A faithful transcription of all the data is required.

Dataset records
==========

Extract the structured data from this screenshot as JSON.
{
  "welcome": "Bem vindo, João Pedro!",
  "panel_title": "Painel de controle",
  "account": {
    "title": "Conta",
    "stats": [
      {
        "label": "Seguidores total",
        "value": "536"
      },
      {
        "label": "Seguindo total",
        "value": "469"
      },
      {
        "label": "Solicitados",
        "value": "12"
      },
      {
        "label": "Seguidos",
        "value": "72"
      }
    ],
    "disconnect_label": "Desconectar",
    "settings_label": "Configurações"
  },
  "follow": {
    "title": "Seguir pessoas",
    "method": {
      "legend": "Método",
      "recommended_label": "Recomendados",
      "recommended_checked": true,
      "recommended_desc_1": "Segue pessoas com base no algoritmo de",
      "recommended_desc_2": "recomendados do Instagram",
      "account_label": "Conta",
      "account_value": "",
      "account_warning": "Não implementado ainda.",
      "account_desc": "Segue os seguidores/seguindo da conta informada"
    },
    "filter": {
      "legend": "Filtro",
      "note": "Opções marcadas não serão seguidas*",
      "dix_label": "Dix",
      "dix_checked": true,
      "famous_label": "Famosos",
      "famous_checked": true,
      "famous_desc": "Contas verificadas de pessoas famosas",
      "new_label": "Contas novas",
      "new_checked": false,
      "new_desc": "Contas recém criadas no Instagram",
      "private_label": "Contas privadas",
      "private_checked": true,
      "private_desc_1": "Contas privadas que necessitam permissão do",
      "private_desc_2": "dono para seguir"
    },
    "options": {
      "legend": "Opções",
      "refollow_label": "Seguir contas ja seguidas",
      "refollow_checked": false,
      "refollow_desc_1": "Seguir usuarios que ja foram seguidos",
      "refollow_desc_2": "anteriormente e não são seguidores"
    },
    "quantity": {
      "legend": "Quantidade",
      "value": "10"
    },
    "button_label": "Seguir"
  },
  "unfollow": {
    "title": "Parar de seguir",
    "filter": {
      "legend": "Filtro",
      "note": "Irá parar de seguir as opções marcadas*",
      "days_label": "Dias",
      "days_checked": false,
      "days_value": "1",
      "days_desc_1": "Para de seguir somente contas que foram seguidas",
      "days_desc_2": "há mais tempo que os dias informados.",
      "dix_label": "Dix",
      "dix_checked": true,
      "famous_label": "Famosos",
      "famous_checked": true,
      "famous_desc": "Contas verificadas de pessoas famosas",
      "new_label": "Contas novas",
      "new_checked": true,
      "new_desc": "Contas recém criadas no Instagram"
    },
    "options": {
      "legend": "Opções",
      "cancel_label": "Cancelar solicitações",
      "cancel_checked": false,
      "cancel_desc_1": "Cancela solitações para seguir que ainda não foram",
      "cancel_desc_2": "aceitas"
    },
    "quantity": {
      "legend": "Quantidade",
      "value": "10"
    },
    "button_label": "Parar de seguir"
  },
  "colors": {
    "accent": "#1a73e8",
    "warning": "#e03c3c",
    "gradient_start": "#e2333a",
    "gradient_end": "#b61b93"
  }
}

==========

## REPLY:
Extract the structured data from this screenshot as JSON.
{
  "welcome": "Bem vindo, João Pedro!",
  "panel_title": "Painel de controle",
  "account": {
    "title": "Conta",
    "stats": [
      {
        "label": "Seguidores total",
        "value": "536"
      },
      {
        "label": "Seguindo total",
        "value": "469"
      },
      {
        "label": "Solicitados",
        "value": "12"
      },
      {
        "label": "Seguidos",
        "value": "72"
      }
    ],
    "disconnect_label": "Desconectar",
    "settings_label": "Configurações"
  },
  "follow": {
    "title": "Seguir pessoas",
    "method": {
      "legend": "Método",
      "recommended_label": "Recomendados",
      "recommended_checked": true,
      "recommended_desc_1": "Segue pessoas com base no algoritmo de",
      "recommended_desc_2": "recomendados do Instagram",
      "account_label": "Conta",
      "account_value": "",
      "account_warning": "Não implementado ainda.",
      "account_desc": "Segue os seguidores/seguindo da conta informada"
    },
    "filter": {
      "legend": "Filtro",
      "note": "Opções marcadas não serão seguidas*",
      "dix_label": "Dix",
      "dix_checked": true,
      "famous_label": "Famosos",
      "famous_checked": true,
      "famous_desc": "Contas verificadas de pessoas famosas",
      "new_label": "Contas novas",
      "new_checked": false,
      "new_desc": "Contas recém criadas no Instagram",
      "private_label": "Contas privadas",
      "private_checked": true,
      "private_desc_1": "Contas privadas que necessitam permissão do",
      "private_desc_2": "dono para seguir"
    },
    "options": {
      "legend": "Opções",
      "refollow_label": "Seguir contas ja seguidas",
      "refollow_checked": false,
      "refollow_desc_1": "Seguir usuarios que ja foram seguidos",
      "refollow_desc_2": "anteriormente e não são seguidores"
    },
    "quantity": {
      "legend": "Quantidade",
      "value": "10"
    },
    "button_label": "Seguir"
  },
  "unfollow": {
    "title": "Parar de seguir",
    "filter": {
      "legend": "Filtro",
      "note": "Irá parar de seguir as opções marcadas*",
      "days_label": "Dias",
      "days_checked": false,
      "days_value": "1",
      "days_desc_1": "Para de seguir somente contas que foram seguidas",
      "days_desc_2": "há mais tempo que os dias informados.",
      "dix_label": "Dix",
      "dix_checked": true,
      "famous_label": "Famosos",
      "famous_checked": true,
      "famous_desc": "Contas verificadas de pessoas famosas",
      "new_label": "Contas novas",
      "new_checked": true,
      "new_desc": "Contas recém criadas no Instagram"
    },
    "options": {
      "legend": "Opções",
      "cancel_label": "Cancelar solicitações",
      "cancel_checked": false,
      "cancel_desc_1": "Cancela solitações para seguir que ainda não foram",
      "cancel_desc_2": "aceitas"
    },
    "quantity": {
      "legend": "Quantidade",
      "value": "10"
    },
    "button_label": "Parar de seguir"
  },
  "colors": {
    "accent": "#1a73e8",
    "warning": "#e03c3c",
    "gradient_start": "#e2333a",
    "gradient_end": "#b61b93"
  }
}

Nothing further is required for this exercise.